▸ **Supplied material**:
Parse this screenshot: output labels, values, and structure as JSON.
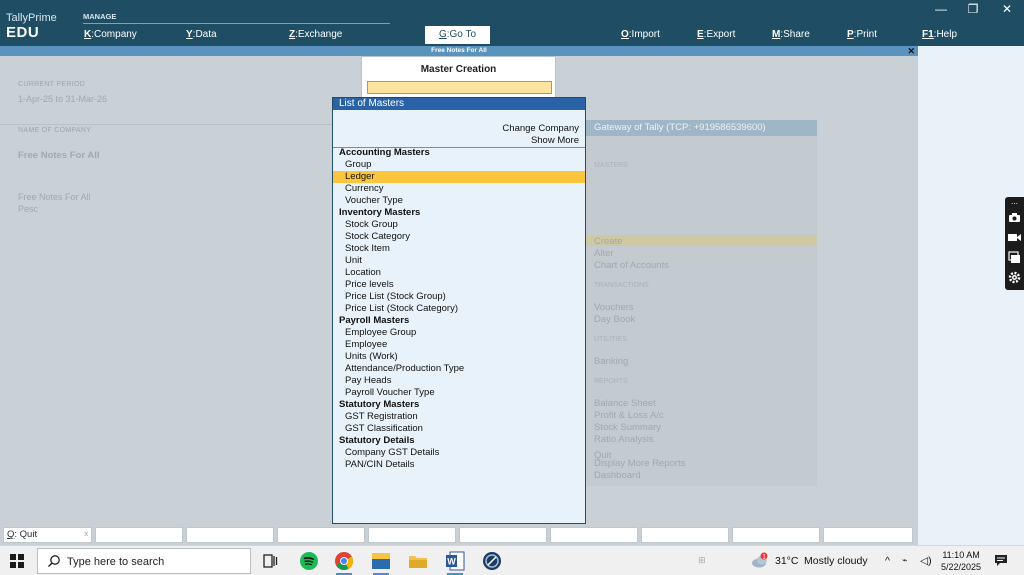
{
  "header": {
    "brand_line1": "TallyPrime",
    "brand_line2": "EDU",
    "manage_label": "MANAGE",
    "menu": [
      {
        "key": "K",
        "label": ":Company"
      },
      {
        "key": "Y",
        "label": ":Data"
      },
      {
        "key": "Z",
        "label": ":Exchange"
      },
      {
        "key": "G",
        "label": ":Go To"
      },
      {
        "key": "O",
        "label": ":Import"
      },
      {
        "key": "E",
        "label": ":Export"
      },
      {
        "key": "M",
        "label": ":Share"
      },
      {
        "key": "P",
        "label": ":Print"
      },
      {
        "key": "F1",
        "label": ":Help"
      }
    ],
    "window_controls": [
      "—",
      "❐",
      "✕"
    ]
  },
  "company_strip": {
    "title": "Free Notes For All",
    "close": "✕"
  },
  "left_panel": {
    "current_period_label": "CURRENT PERIOD",
    "current_period": "1-Apr-25 to 31-Mar-26",
    "name_of_company_label": "NAME OF COMPANY",
    "company_name": "Free Notes For All",
    "company_line1": "Free Notes For All",
    "company_line2": "Pesc"
  },
  "gateway": {
    "title": "Gateway of Tally (TCP: +919586539600)",
    "sections": [
      {
        "label": "MASTERS",
        "items": [
          "Create",
          "Alter",
          "Chart of Accounts"
        ]
      },
      {
        "label": "TRANSACTIONS",
        "items": [
          "Vouchers",
          "Day Book"
        ]
      },
      {
        "label": "UTILITIES",
        "items": [
          "Banking"
        ]
      },
      {
        "label": "REPORTS",
        "items": [
          "Balance Sheet",
          "Profit & Loss A/c",
          "Stock Summary",
          "Ratio Analysis"
        ]
      },
      {
        "label": "",
        "items": [
          "Display More Reports",
          "Dashboard"
        ]
      },
      {
        "label": "",
        "items": [
          "Quit"
        ]
      }
    ]
  },
  "master_creation": {
    "title": "Master Creation",
    "input_value": ""
  },
  "list_of_masters": {
    "title": "List of Masters",
    "change_company": "Change Company",
    "show_more": "Show More",
    "selected": "Ledger",
    "groups": [
      {
        "name": "Accounting Masters",
        "items": [
          "Group",
          "Ledger",
          "Currency",
          "Voucher Type"
        ]
      },
      {
        "name": "Inventory Masters",
        "items": [
          "Stock Group",
          "Stock Category",
          "Stock Item",
          "Unit",
          "Location",
          "Price levels",
          "Price List (Stock Group)",
          "Price List (Stock Category)"
        ]
      },
      {
        "name": "Payroll Masters",
        "items": [
          "Employee Group",
          "Employee",
          "Units (Work)",
          "Attendance/Production Type",
          "Pay Heads",
          "Payroll Voucher Type"
        ]
      },
      {
        "name": "Statutory Masters",
        "items": [
          "GST Registration",
          "GST Classification"
        ]
      },
      {
        "name": "Statutory Details",
        "items": [
          "Company GST Details",
          "PAN/CIN Details"
        ]
      }
    ]
  },
  "function_bar": {
    "quit_key": "Q",
    "quit_label": ": Quit",
    "close": "x"
  },
  "taskbar": {
    "search_placeholder": "Type here to search",
    "weather_temp": "31°C",
    "weather_desc": "Mostly cloudy",
    "weather_badge": "1",
    "time": "11:10 AM",
    "date": "5/22/2025"
  },
  "colors": {
    "header_bg": "#1f4d63",
    "list_header": "#2a62a8",
    "selection": "#fbc63d",
    "input_bg": "#fde5a0"
  }
}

▸ **Exercise directions**: Transcribe all the records above word for word, without their images.

▸ **Response to the exercise**:
Parse this screenshot: output labels, values, and structure as JSON.
{
  "header": {
    "brand_line1": "TallyPrime",
    "brand_line2": "EDU",
    "manage_label": "MANAGE",
    "menu": [
      {
        "key": "K",
        "label": ":Company"
      },
      {
        "key": "Y",
        "label": ":Data"
      },
      {
        "key": "Z",
        "label": ":Exchange"
      },
      {
        "key": "G",
        "label": ":Go To"
      },
      {
        "key": "O",
        "label": ":Import"
      },
      {
        "key": "E",
        "label": ":Export"
      },
      {
        "key": "M",
        "label": ":Share"
      },
      {
        "key": "P",
        "label": ":Print"
      },
      {
        "key": "F1",
        "label": ":Help"
      }
    ],
    "window_controls": [
      "—",
      "❐",
      "✕"
    ]
  },
  "company_strip": {
    "title": "Free Notes For All",
    "close": "✕"
  },
  "left_panel": {
    "current_period_label": "CURRENT PERIOD",
    "current_period": "1-Apr-25 to 31-Mar-26",
    "name_of_company_label": "NAME OF COMPANY",
    "company_name": "Free Notes For All",
    "company_line1": "Free Notes For All",
    "company_line2": "Pesc"
  },
  "gateway": {
    "title": "Gateway of Tally (TCP: +919586539600)",
    "sections": [
      {
        "label": "MASTERS",
        "items": [
          "Create",
          "Alter",
          "Chart of Accounts"
        ]
      },
      {
        "label": "TRANSACTIONS",
        "items": [
          "Vouchers",
          "Day Book"
        ]
      },
      {
        "label": "UTILITIES",
        "items": [
          "Banking"
        ]
      },
      {
        "label": "REPORTS",
        "items": [
          "Balance Sheet",
          "Profit & Loss A/c",
          "Stock Summary",
          "Ratio Analysis"
        ]
      },
      {
        "label": "",
        "items": [
          "Display More Reports",
          "Dashboard"
        ]
      },
      {
        "label": "",
        "items": [
          "Quit"
        ]
      }
    ]
  },
  "master_creation": {
    "title": "Master Creation",
    "input_value": ""
  },
  "list_of_masters": {
    "title": "List of Masters",
    "change_company": "Change Company",
    "show_more": "Show More",
    "selected": "Ledger",
    "groups": [
      {
        "name": "Accounting Masters",
        "items": [
          "Group",
          "Ledger",
          "Currency",
          "Voucher Type"
        ]
      },
      {
        "name": "Inventory Masters",
        "items": [
          "Stock Group",
          "Stock Category",
          "Stock Item",
          "Unit",
          "Location",
          "Price levels",
          "Price List (Stock Group)",
          "Price List (Stock Category)"
        ]
      },
      {
        "name": "Payroll Masters",
        "items": [
          "Employee Group",
          "Employee",
          "Units (Work)",
          "Attendance/Production Type",
          "Pay Heads",
          "Payroll Voucher Type"
        ]
      },
      {
        "name": "Statutory Masters",
        "items": [
          "GST Registration",
          "GST Classification"
        ]
      },
      {
        "name": "Statutory Details",
        "items": [
          "Company GST Details",
          "PAN/CIN Details"
        ]
      }
    ]
  },
  "function_bar": {
    "quit_key": "Q",
    "quit_label": ": Quit",
    "close": "x"
  },
  "taskbar": {
    "search_placeholder": "Type here to search",
    "weather_temp": "31°C",
    "weather_desc": "Mostly cloudy",
    "weather_badge": "1",
    "time": "11:10 AM",
    "date": "5/22/2025"
  },
  "colors": {
    "header_bg": "#1f4d63",
    "list_header": "#2a62a8",
    "selection": "#fbc63d",
    "input_bg": "#fde5a0"
  }
}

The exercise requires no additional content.